#### [Exercise prompt]
Check every line below for the string "Министр", and copy the lines that contain it.

(Records from a data source)
** START **

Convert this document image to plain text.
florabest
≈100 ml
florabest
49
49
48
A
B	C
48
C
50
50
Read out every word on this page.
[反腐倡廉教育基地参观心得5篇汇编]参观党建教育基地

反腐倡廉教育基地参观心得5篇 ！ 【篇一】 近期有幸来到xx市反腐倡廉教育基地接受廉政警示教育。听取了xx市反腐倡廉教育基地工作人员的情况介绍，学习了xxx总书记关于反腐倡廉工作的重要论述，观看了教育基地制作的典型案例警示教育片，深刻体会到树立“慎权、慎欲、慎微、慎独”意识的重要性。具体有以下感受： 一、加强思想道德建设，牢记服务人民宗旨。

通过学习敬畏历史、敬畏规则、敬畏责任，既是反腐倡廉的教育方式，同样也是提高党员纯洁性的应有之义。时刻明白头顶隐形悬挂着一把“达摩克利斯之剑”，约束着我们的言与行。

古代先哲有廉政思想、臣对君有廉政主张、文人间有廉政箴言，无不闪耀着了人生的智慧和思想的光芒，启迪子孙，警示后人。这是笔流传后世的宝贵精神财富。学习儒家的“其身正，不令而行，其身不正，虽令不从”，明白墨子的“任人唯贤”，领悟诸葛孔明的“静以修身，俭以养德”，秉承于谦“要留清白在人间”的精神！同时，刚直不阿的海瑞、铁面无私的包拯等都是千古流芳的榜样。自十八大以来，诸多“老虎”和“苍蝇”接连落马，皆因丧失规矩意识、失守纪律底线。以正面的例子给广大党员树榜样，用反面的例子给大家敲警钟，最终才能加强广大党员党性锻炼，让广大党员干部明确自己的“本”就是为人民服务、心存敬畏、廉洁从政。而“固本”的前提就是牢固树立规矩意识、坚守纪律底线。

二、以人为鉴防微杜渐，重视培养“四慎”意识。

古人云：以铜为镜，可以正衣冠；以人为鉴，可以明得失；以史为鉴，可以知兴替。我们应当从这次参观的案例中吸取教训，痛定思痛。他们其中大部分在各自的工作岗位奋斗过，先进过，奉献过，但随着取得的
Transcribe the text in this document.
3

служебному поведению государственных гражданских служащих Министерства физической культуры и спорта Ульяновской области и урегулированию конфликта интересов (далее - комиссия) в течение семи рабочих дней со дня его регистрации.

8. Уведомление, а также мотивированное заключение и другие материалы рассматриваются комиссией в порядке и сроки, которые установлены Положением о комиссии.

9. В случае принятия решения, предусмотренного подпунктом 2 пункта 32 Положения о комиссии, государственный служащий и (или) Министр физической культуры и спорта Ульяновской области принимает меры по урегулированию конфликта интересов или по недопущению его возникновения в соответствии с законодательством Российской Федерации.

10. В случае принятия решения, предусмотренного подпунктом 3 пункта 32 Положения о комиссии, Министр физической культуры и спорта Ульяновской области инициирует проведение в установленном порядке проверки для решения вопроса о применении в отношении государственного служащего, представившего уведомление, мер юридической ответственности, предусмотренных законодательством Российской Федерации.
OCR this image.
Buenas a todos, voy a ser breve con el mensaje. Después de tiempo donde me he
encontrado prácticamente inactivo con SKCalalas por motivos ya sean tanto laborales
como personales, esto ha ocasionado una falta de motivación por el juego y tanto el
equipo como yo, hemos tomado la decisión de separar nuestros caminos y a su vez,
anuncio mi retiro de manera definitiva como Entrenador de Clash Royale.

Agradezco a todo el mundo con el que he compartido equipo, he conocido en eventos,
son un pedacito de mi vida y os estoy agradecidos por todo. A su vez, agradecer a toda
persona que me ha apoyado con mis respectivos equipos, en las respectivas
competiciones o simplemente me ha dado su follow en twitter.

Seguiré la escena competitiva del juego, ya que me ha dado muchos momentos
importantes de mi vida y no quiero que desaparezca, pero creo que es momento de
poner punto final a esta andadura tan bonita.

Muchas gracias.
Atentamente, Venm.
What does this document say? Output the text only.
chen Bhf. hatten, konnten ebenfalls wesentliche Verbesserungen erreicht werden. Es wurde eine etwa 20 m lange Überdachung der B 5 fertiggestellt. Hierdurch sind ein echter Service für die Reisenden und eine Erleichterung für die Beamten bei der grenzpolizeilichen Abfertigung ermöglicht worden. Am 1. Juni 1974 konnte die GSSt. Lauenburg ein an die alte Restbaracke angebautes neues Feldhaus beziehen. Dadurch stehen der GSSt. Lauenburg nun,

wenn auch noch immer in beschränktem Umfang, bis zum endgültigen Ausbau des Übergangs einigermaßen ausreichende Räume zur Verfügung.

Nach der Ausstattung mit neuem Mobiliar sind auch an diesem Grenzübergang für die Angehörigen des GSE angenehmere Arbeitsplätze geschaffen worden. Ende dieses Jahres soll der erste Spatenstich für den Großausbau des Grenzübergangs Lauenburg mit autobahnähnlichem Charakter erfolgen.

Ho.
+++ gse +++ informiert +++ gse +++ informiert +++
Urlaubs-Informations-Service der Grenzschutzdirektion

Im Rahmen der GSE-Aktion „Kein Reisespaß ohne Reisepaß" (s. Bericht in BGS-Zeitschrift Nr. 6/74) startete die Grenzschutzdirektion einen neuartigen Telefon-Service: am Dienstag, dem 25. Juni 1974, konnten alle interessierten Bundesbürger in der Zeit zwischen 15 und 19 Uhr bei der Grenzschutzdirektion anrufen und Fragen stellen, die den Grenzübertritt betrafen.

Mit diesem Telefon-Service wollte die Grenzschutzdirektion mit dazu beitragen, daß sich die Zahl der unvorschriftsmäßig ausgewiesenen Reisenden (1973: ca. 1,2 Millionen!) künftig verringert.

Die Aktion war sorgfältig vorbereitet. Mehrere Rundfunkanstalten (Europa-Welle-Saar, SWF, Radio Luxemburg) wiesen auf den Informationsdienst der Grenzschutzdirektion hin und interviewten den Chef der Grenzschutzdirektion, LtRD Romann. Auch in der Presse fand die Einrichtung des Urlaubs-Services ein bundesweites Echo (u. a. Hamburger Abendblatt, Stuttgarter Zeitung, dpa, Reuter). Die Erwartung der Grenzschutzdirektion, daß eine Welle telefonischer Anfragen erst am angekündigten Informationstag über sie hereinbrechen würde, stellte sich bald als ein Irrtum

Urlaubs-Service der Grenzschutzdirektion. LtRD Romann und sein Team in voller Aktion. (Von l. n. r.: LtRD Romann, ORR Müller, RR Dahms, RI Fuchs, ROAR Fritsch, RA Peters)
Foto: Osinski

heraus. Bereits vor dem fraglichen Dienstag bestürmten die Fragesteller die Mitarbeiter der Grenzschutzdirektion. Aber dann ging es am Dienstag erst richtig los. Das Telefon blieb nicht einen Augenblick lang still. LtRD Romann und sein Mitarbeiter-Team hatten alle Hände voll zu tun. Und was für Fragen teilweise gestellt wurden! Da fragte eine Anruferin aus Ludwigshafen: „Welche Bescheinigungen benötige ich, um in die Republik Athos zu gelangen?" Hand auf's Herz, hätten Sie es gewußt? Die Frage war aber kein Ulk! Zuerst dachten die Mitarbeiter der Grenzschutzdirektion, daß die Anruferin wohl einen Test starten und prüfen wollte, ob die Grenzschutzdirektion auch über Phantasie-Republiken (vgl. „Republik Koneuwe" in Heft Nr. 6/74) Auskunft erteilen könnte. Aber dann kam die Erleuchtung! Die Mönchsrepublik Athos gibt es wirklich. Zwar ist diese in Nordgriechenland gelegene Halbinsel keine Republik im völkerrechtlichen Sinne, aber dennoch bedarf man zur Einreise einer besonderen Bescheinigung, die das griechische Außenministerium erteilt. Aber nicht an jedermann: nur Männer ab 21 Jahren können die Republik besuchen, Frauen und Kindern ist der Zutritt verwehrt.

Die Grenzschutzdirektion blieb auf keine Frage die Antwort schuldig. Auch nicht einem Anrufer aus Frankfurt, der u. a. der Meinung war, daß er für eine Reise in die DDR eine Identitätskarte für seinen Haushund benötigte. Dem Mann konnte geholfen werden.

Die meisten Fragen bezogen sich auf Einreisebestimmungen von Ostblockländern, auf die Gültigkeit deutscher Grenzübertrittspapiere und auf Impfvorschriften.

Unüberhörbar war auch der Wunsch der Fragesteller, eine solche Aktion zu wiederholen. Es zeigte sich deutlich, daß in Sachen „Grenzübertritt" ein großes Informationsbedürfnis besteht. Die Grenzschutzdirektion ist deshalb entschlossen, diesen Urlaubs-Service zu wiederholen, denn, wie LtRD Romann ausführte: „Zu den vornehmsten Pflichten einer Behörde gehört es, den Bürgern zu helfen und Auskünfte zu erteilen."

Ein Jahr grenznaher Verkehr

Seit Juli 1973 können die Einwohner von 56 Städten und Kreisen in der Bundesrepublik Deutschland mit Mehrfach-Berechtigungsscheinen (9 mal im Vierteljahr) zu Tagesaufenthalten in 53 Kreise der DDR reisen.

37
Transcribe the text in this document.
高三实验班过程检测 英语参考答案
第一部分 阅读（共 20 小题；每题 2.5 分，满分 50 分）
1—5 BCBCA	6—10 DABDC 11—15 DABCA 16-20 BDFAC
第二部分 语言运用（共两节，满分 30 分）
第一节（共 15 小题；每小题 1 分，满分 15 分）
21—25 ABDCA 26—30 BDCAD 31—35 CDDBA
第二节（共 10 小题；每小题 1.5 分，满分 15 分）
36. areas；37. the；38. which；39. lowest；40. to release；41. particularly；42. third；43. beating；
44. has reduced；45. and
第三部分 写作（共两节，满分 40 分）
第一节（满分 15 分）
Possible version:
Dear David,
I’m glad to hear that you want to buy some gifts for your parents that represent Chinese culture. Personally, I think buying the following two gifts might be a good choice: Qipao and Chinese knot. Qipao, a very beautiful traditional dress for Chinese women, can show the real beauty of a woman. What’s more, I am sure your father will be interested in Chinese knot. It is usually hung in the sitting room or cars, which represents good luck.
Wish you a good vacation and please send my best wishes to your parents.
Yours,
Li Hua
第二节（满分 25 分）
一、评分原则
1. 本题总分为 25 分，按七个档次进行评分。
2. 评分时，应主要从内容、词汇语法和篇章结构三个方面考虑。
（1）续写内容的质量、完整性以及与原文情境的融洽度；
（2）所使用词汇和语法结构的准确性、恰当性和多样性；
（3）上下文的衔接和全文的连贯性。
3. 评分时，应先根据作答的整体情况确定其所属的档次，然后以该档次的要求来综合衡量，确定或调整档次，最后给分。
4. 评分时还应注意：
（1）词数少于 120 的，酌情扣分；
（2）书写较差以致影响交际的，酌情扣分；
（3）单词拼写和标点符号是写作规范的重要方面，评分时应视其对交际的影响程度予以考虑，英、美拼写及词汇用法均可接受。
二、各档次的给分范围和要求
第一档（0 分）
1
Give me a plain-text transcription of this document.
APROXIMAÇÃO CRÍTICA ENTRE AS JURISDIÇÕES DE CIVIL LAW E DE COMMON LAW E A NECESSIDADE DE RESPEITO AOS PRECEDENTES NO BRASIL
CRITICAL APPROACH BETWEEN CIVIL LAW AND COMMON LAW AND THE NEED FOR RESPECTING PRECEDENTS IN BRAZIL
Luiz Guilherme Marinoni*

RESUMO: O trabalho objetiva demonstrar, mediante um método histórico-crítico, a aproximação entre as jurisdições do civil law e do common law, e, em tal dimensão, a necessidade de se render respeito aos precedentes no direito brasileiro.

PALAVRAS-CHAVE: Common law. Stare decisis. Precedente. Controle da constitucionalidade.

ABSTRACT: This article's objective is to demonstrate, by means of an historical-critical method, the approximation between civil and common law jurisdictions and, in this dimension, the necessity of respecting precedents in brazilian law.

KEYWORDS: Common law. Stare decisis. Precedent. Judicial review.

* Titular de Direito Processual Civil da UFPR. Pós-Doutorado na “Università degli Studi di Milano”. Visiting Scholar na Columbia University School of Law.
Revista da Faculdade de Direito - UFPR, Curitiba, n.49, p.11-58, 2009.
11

** END **

#### [Solution]
9. В случае принятия решения, предусмотренного подпунктом 2 пункта 32 Положения о комиссии, государственный служащий и (или) Министр физической культуры и спорта Ульяновской области принимает меры по урегулированию конфликта интересов или по недопущению его возникновения в соответствии с законодательством Российской Федерации.
10. В случае принятия решения, предусмотренного подпунктом 3 пункта 32 Положения о комиссии, Министр физической культуры и спорта Ульяновской области инициирует проведение в установленном порядке проверки для решения вопроса о применении в отношении государственного служащего, представившего уведомление, мер юридической ответственности, предусмотренных законодательством Российской Федерации.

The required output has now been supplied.